__WHAT IS NEEDED__
Keep the images out and copy every entry below exactly.

(Collected data entries)
· · · ·

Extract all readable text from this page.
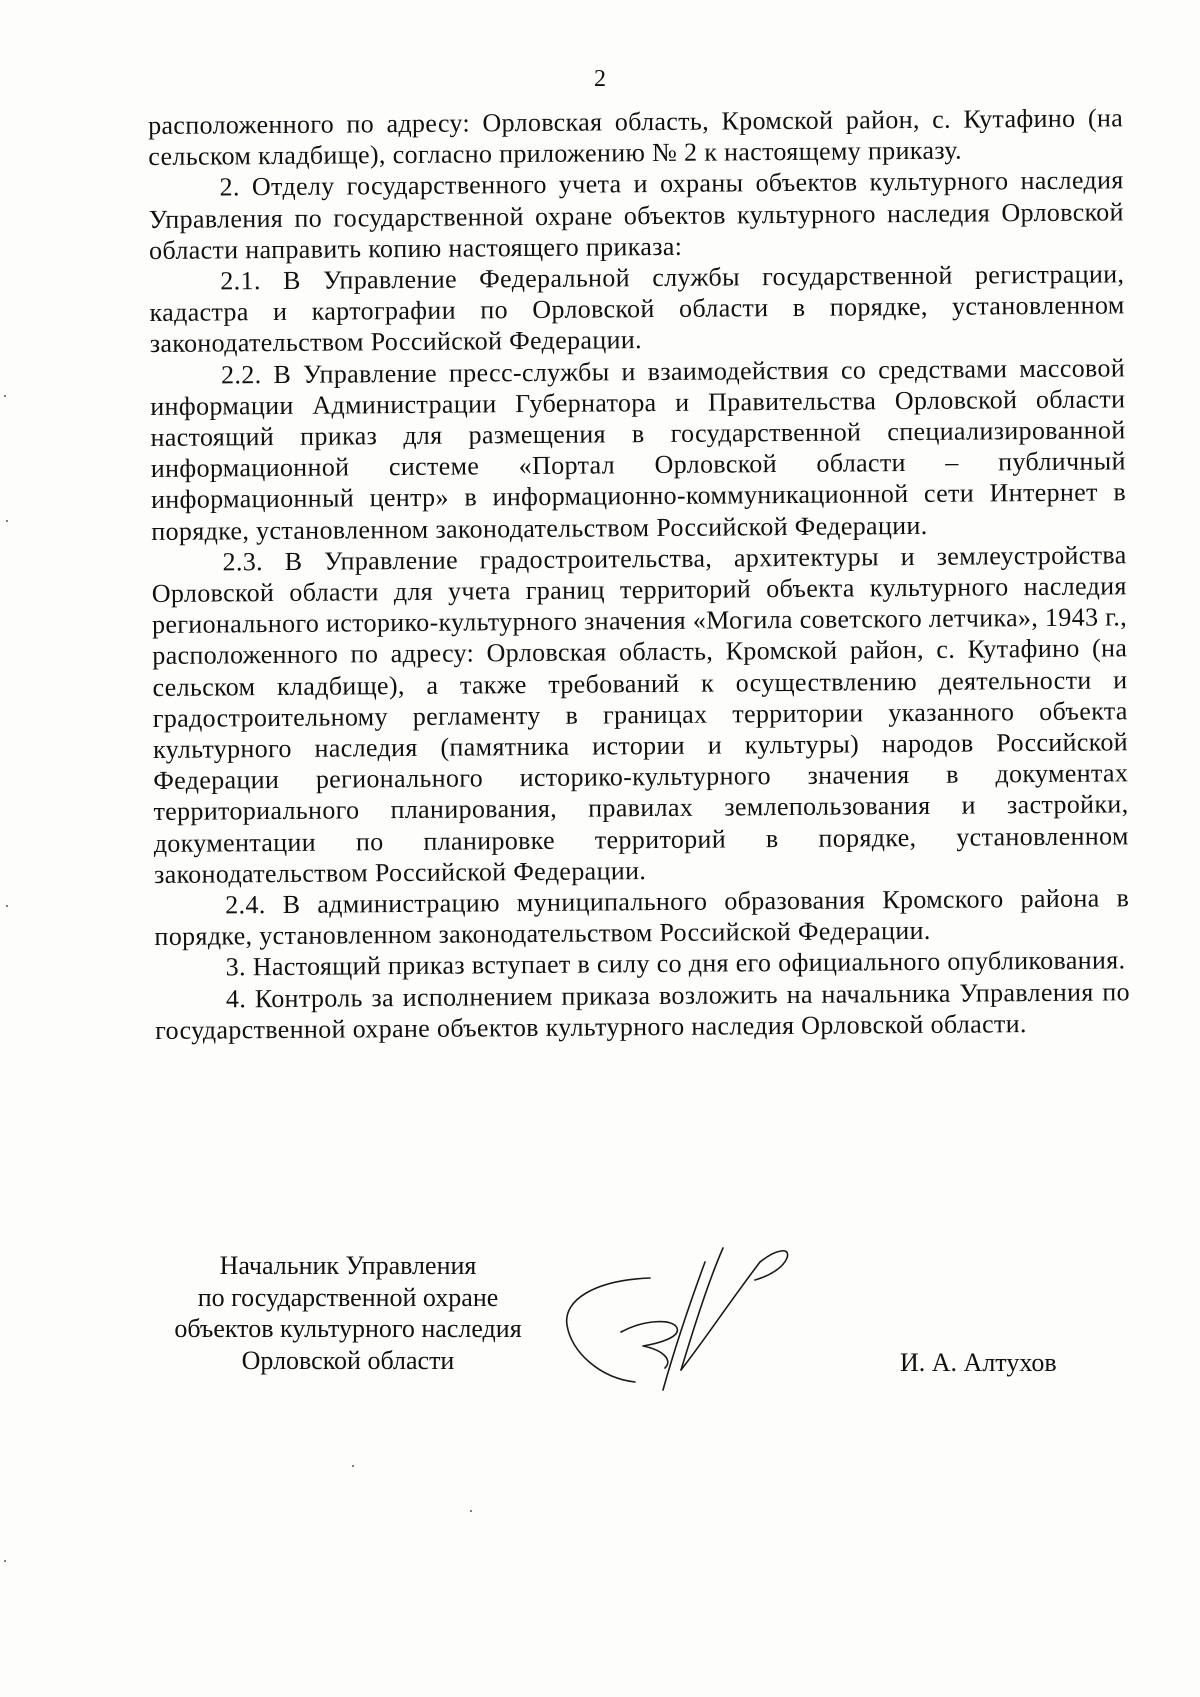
2

расположенного по адресу: Орловская область, Кромской район, с. Кутафино (на сельском кладбище), согласно приложению № 2 к настоящему приказу.

2. Отделу государственного учета и охраны объектов культурного наследия Управления по государственной охране объектов культурного наследия Орловской области направить копию настоящего приказа:

2.1. В Управление Федеральной службы государственной регистрации, кадастра и картографии по Орловской области в порядке, установленном законодательством Российской Федерации.

2.2. В Управление пресс-службы и взаимодействия со средствами массовой информации Администрации Губернатора и Правительства Орловской области настоящий приказ для размещения в государственной специализированной информационной системе «Портал Орловской области – публичный информационный центр» в информационно-коммуникационной сети Интернет в порядке, установленном законодательством Российской Федерации.

2.3. В Управление градостроительства, архитектуры и землеустройства Орловской области для учета границ территорий объекта культурного наследия регионального историко-культурного значения «Могила советского летчика», 1943 г., расположенного по адресу: Орловская область, Кромской район, с. Кутафино (на сельском кладбище), а также требований к осуществлению деятельности и градостроительному регламенту в границах территории указанного объекта культурного наследия (памятника истории и культуры) народов Российской Федерации регионального историко-культурного значения в документах территориального планирования, правилах землепользования и застройки, документации по планировке территорий в порядке, установленном законодательством Российской Федерации.

2.4. В администрацию муниципального образования Кромского района в порядке, установленном законодательством Российской Федерации.

3. Настоящий приказ вступает в силу со дня его официального опубликования.

4. Контроль за исполнением приказа возложить на начальника Управления по государственной охране объектов культурного наследия Орловской области.

Начальник Управления
по государственной охране
объектов культурного наследия
Орловской области	И. А. Алтухов
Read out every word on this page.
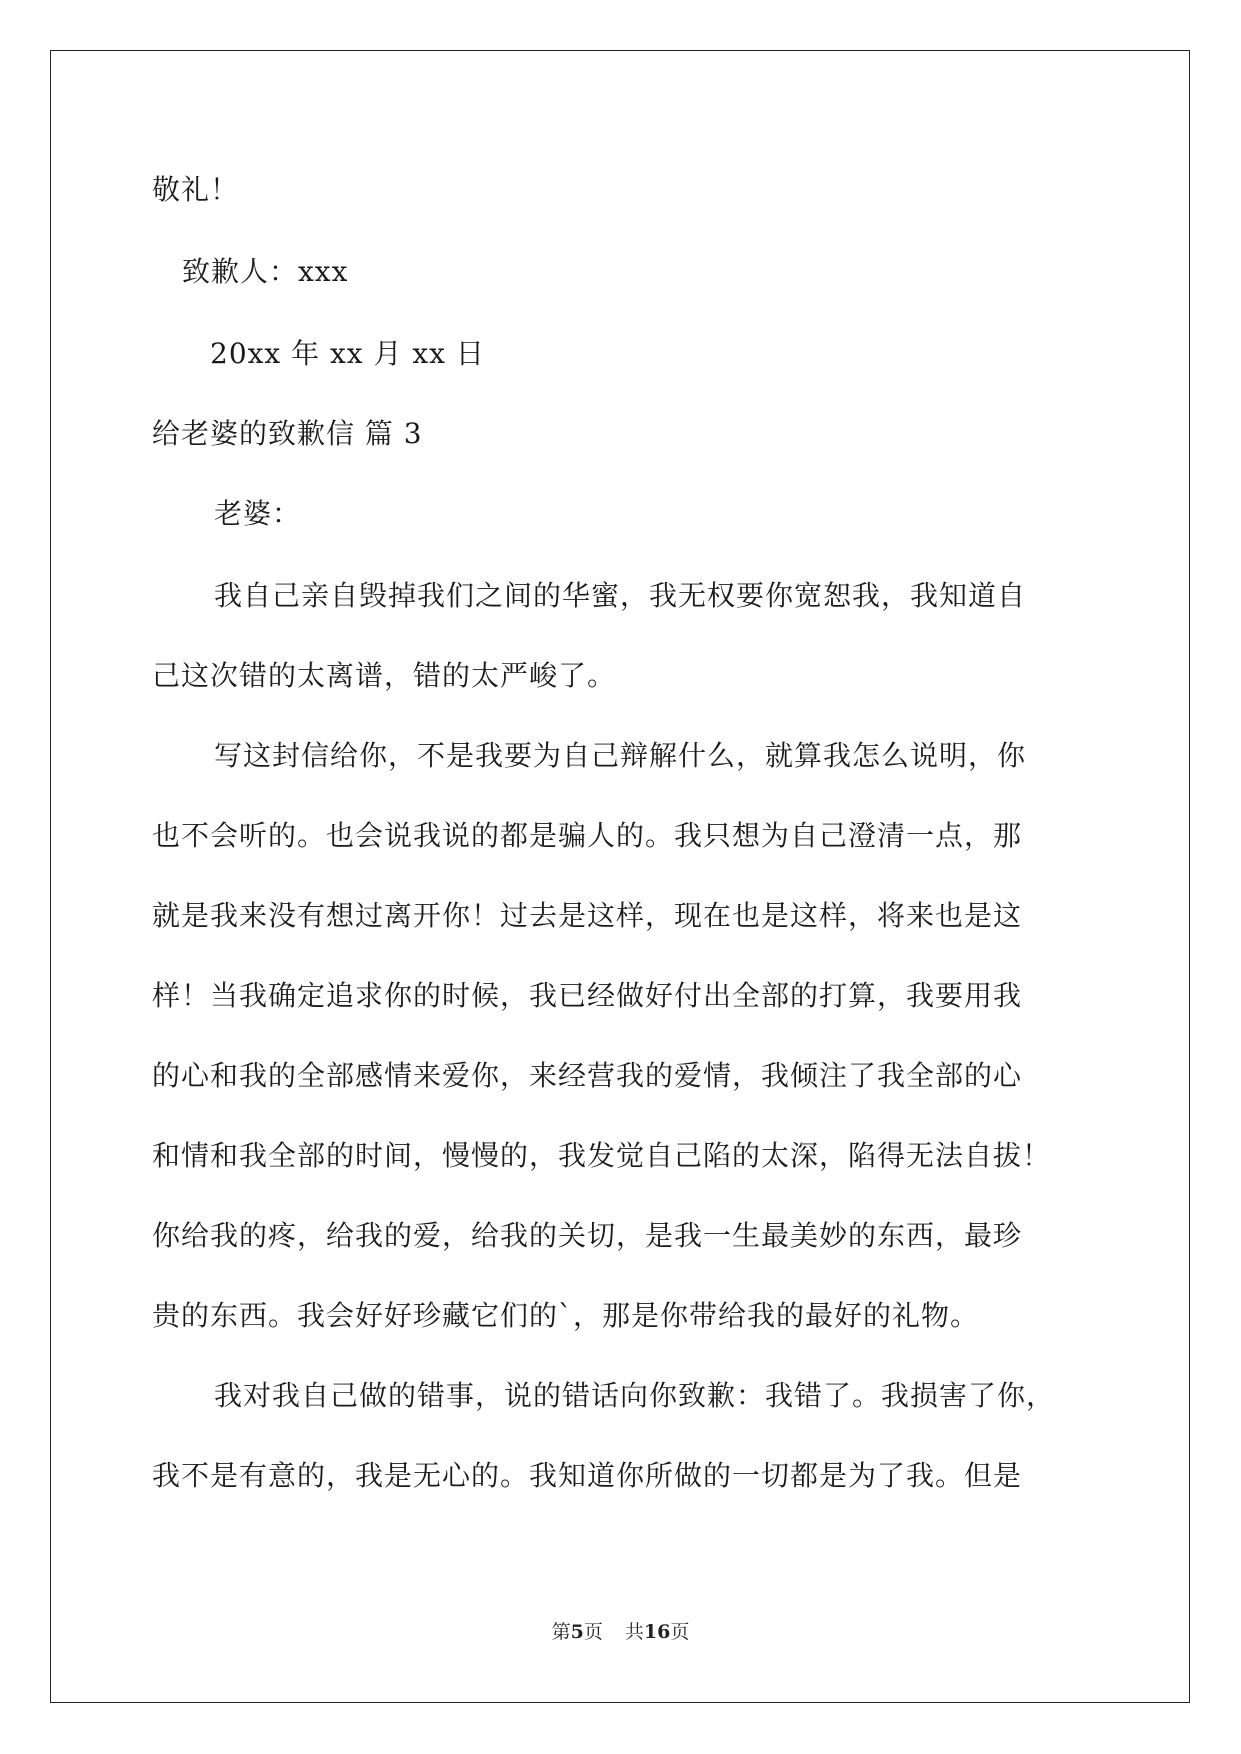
敬礼！
致歉人：xxx
20xx 年 xx 月 xx 日
给老婆的致歉信 篇 3
老婆：
我自己亲自毁掉我们之间的华蜜，我无权要你宽恕我，我知道自
己这次错的太离谱，错的太严峻了。
写这封信给你，不是我要为自己辩解什么，就算我怎么说明，你
也不会听的。也会说我说的都是骗人的。我只想为自己澄清一点，那
就是我来没有想过离开你！过去是这样，现在也是这样，将来也是这
样！当我确定追求你的时候，我已经做好付出全部的打算，我要用我
的心和我的全部感情来爱你，来经营我的爱情，我倾注了我全部的心
和情和我全部的时间，慢慢的，我发觉自己陷的太深，陷得无法自拔！
你给我的疼，给我的爱，给我的关切，是我一生最美妙的东西，最珍
贵的东西。我会好好珍藏它们的`，那是你带给我的最好的礼物。
我对我自己做的错事，说的错话向你致歉：我错了。我损害了你，
我不是有意的，我是无心的。我知道你所做的一切都是为了我。但是
第5页 共16页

· · · ·

__REPLY TO THE EXERCISE__
Extract all readable text from this page.
2

расположенного по адресу: Орловская область, Кромской район, с. Кутафино (на сельском кладбище), согласно приложению № 2 к настоящему приказу.

2. Отделу государственного учета и охраны объектов культурного наследия Управления по государственной охране объектов культурного наследия Орловской области направить копию настоящего приказа:

2.1. В Управление Федеральной службы государственной регистрации, кадастра и картографии по Орловской области в порядке, установленном законодательством Российской Федерации.

2.2. В Управление пресс-службы и взаимодействия со средствами массовой информации Администрации Губернатора и Правительства Орловской области настоящий приказ для размещения в государственной специализированной информационной системе «Портал Орловской области – публичный информационный центр» в информационно-коммуникационной сети Интернет в порядке, установленном законодательством Российской Федерации.

2.3. В Управление градостроительства, архитектуры и землеустройства Орловской области для учета границ территорий объекта культурного наследия регионального историко-культурного значения «Могила советского летчика», 1943 г., расположенного по адресу: Орловская область, Кромской район, с. Кутафино (на сельском кладбище), а также требований к осуществлению деятельности и градостроительному регламенту в границах территории указанного объекта культурного наследия (памятника истории и культуры) народов Российской Федерации регионального историко-культурного значения в документах территориального планирования, правилах землепользования и застройки, документации по планировке территорий в порядке, установленном законодательством Российской Федерации.

2.4. В администрацию муниципального образования Кромского района в порядке, установленном законодательством Российской Федерации.

3. Настоящий приказ вступает в силу со дня его официального опубликования.

4. Контроль за исполнением приказа возложить на начальника Управления по государственной охране объектов культурного наследия Орловской области.

Начальник Управления
по государственной охране
объектов культурного наследия
Орловской области	И. А. Алтухов
Read out every word on this page.
敬礼！
致歉人：xxx
20xx 年 xx 月 xx 日
给老婆的致歉信 篇 3
老婆：
我自己亲自毁掉我们之间的华蜜，我无权要你宽恕我，我知道自
己这次错的太离谱，错的太严峻了。
写这封信给你，不是我要为自己辩解什么，就算我怎么说明，你
也不会听的。也会说我说的都是骗人的。我只想为自己澄清一点，那
就是我来没有想过离开你！过去是这样，现在也是这样，将来也是这
样！当我确定追求你的时候，我已经做好付出全部的打算，我要用我
的心和我的全部感情来爱你，来经营我的爱情，我倾注了我全部的心
和情和我全部的时间，慢慢的，我发觉自己陷的太深，陷得无法自拔！
你给我的疼，给我的爱，给我的关切，是我一生最美妙的东西，最珍
贵的东西。我会好好珍藏它们的`，那是你带给我的最好的礼物。
我对我自己做的错事，说的错话向你致歉：我错了。我损害了你，
我不是有意的，我是无心的。我知道你所做的一切都是为了我。但是
第5页 共16页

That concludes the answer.